THE EXERCISE: Which lines hold the word "تعالى"? Copy each of them from the material.

** START ENTRIES SHOWN **

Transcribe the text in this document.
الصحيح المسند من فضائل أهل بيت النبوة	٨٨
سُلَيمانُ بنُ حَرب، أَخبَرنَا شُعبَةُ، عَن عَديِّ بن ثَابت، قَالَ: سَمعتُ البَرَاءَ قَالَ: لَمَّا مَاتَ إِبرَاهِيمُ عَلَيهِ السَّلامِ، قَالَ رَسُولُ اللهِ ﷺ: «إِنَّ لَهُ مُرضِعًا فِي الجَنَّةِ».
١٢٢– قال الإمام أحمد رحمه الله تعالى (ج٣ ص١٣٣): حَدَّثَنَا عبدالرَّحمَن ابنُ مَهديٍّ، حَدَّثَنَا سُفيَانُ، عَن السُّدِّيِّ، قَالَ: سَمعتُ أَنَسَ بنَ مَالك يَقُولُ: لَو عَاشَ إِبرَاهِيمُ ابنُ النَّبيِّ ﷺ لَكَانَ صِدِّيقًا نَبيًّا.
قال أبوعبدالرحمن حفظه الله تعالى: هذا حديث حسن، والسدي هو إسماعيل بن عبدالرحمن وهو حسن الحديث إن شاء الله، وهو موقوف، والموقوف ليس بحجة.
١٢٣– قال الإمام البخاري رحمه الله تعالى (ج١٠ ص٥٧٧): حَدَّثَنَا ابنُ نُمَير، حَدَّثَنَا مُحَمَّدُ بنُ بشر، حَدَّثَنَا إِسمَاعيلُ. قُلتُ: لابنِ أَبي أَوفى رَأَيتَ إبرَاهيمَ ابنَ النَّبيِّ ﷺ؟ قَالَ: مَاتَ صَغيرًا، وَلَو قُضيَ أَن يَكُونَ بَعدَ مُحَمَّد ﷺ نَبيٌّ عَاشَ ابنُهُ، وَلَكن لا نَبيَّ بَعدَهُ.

** END ENTRIES SHOWN **

TASK RESULT:
١٢٢– قال الإمام أحمد رحمه الله تعالى (ج٣ ص١٣٣): حَدَّثَنَا عبدالرَّحمَن ابنُ مَهديٍّ، حَدَّثَنَا سُفيَانُ، عَن السُّدِّيِّ، قَالَ: سَمعتُ أَنَسَ بنَ مَالك يَقُولُ: لَو عَاشَ إِبرَاهِيمُ ابنُ النَّبيِّ ﷺ لَكَانَ صِدِّيقًا نَبيًّا.
قال أبوعبدالرحمن حفظه الله تعالى: هذا حديث حسن، والسدي هو إسماعيل بن عبدالرحمن وهو حسن الحديث إن شاء الله، وهو موقوف، والموقوف ليس بحجة.
١٢٣– قال الإمام البخاري رحمه الله تعالى (ج١٠ ص٥٧٧): حَدَّثَنَا ابنُ نُمَير، حَدَّثَنَا مُحَمَّدُ بنُ بشر، حَدَّثَنَا إِسمَاعيلُ. قُلتُ: لابنِ أَبي أَوفى رَأَيتَ إبرَاهيمَ ابنَ النَّبيِّ ﷺ؟ قَالَ: مَاتَ صَغيرًا، وَلَو قُضيَ أَن يَكُونَ بَعدَ مُحَمَّد ﷺ نَبيٌّ عَاشَ ابنُهُ، وَلَكن لا نَبيَّ بَعدَهُ.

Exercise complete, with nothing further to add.